• [DATASET RECORDS]
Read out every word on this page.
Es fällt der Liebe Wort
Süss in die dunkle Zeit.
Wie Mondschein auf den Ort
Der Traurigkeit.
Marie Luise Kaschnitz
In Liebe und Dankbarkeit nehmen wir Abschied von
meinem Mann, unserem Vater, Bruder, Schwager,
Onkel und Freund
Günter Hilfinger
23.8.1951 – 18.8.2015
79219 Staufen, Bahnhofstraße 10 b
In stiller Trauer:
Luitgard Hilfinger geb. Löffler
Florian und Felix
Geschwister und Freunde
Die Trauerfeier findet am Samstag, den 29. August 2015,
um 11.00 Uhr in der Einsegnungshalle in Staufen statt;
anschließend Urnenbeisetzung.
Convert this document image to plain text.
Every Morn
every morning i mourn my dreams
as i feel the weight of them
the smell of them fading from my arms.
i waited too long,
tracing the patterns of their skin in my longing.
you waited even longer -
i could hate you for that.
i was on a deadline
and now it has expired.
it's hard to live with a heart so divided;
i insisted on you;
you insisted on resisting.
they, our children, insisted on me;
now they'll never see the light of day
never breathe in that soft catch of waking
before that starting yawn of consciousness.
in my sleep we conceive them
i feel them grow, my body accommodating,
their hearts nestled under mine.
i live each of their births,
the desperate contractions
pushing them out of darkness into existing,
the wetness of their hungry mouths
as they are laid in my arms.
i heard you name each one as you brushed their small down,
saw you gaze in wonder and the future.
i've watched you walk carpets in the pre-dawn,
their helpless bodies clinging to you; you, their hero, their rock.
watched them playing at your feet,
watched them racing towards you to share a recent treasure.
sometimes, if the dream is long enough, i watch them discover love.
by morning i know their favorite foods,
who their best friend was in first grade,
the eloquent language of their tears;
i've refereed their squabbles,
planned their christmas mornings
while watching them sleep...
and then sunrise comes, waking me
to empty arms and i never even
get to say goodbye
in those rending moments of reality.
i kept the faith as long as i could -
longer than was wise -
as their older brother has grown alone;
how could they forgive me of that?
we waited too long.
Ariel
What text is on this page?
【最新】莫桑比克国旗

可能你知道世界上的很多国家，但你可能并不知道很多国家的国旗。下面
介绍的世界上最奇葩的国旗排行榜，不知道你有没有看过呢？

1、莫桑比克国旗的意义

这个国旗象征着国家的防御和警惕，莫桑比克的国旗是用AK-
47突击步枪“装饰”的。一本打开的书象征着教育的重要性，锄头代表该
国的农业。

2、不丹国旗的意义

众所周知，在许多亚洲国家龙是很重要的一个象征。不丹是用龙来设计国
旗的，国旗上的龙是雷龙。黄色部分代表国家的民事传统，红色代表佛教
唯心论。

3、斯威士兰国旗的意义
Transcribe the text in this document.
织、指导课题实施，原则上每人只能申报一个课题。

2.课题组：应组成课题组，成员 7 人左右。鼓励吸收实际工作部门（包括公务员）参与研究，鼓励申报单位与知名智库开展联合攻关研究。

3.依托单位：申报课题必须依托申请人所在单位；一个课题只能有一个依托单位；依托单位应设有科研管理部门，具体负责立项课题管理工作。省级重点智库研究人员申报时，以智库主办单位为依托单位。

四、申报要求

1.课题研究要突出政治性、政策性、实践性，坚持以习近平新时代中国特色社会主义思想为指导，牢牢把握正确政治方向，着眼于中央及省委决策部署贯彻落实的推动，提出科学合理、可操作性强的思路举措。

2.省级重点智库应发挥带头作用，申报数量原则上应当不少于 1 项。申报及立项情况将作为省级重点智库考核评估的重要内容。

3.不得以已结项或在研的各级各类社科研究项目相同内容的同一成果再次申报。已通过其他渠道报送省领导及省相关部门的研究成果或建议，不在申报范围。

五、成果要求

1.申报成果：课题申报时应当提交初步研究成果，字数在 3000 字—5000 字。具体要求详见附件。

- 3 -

• [REQUIREMENT]
Restate each record word for word.

• [TASK SOLUTION]
Read out every word on this page.
Es fällt der Liebe Wort
Süss in die dunkle Zeit.
Wie Mondschein auf den Ort
Der Traurigkeit.
Marie Luise Kaschnitz
In Liebe und Dankbarkeit nehmen wir Abschied von
meinem Mann, unserem Vater, Bruder, Schwager,
Onkel und Freund
Günter Hilfinger
23.8.1951 – 18.8.2015
79219 Staufen, Bahnhofstraße 10 b
In stiller Trauer:
Luitgard Hilfinger geb. Löffler
Florian und Felix
Geschwister und Freunde
Die Trauerfeier findet am Samstag, den 29. August 2015,
um 11.00 Uhr in der Einsegnungshalle in Staufen statt;
anschließend Urnenbeisetzung.
Convert this document image to plain text.
Every Morn
every morning i mourn my dreams
as i feel the weight of them
the smell of them fading from my arms.
i waited too long,
tracing the patterns of their skin in my longing.
you waited even longer -
i could hate you for that.
i was on a deadline
and now it has expired.
it's hard to live with a heart so divided;
i insisted on you;
you insisted on resisting.
they, our children, insisted on me;
now they'll never see the light of day
never breathe in that soft catch of waking
before that starting yawn of consciousness.
in my sleep we conceive them
i feel them grow, my body accommodating,
their hearts nestled under mine.
i live each of their births,
the desperate contractions
pushing them out of darkness into existing,
the wetness of their hungry mouths
as they are laid in my arms.
i heard you name each one as you brushed their small down,
saw you gaze in wonder and the future.
i've watched you walk carpets in the pre-dawn,
their helpless bodies clinging to you; you, their hero, their rock.
watched them playing at your feet,
watched them racing towards you to share a recent treasure.
sometimes, if the dream is long enough, i watch them discover love.
by morning i know their favorite foods,
who their best friend was in first grade,
the eloquent language of their tears;
i've refereed their squabbles,
planned their christmas mornings
while watching them sleep...
and then sunrise comes, waking me
to empty arms and i never even
get to say goodbye
in those rending moments of reality.
i kept the faith as long as i could -
longer than was wise -
as their older brother has grown alone;
how could they forgive me of that?
we waited too long.
Ariel
What text is on this page?
【最新】莫桑比克国旗

可能你知道世界上的很多国家，但你可能并不知道很多国家的国旗。下面
介绍的世界上最奇葩的国旗排行榜，不知道你有没有看过呢？

1、莫桑比克国旗的意义

这个国旗象征着国家的防御和警惕，莫桑比克的国旗是用AK-
47突击步枪“装饰”的。一本打开的书象征着教育的重要性，锄头代表该
国的农业。

2、不丹国旗的意义

众所周知，在许多亚洲国家龙是很重要的一个象征。不丹是用龙来设计国
旗的，国旗上的龙是雷龙。黄色部分代表国家的民事传统，红色代表佛教
唯心论。

3、斯威士兰国旗的意义
Transcribe the text in this document.
织、指导课题实施，原则上每人只能申报一个课题。

2.课题组：应组成课题组，成员 7 人左右。鼓励吸收实际工作部门（包括公务员）参与研究，鼓励申报单位与知名智库开展联合攻关研究。

3.依托单位：申报课题必须依托申请人所在单位；一个课题只能有一个依托单位；依托单位应设有科研管理部门，具体负责立项课题管理工作。省级重点智库研究人员申报时，以智库主办单位为依托单位。

四、申报要求

1.课题研究要突出政治性、政策性、实践性，坚持以习近平新时代中国特色社会主义思想为指导，牢牢把握正确政治方向，着眼于中央及省委决策部署贯彻落实的推动，提出科学合理、可操作性强的思路举措。

2.省级重点智库应发挥带头作用，申报数量原则上应当不少于 1 项。申报及立项情况将作为省级重点智库考核评估的重要内容。

3.不得以已结项或在研的各级各类社科研究项目相同内容的同一成果再次申报。已通过其他渠道报送省领导及省相关部门的研究成果或建议，不在申报范围。

五、成果要求

1.申报成果：课题申报时应当提交初步研究成果，字数在 3000 字—5000 字。具体要求详见附件。

- 3 -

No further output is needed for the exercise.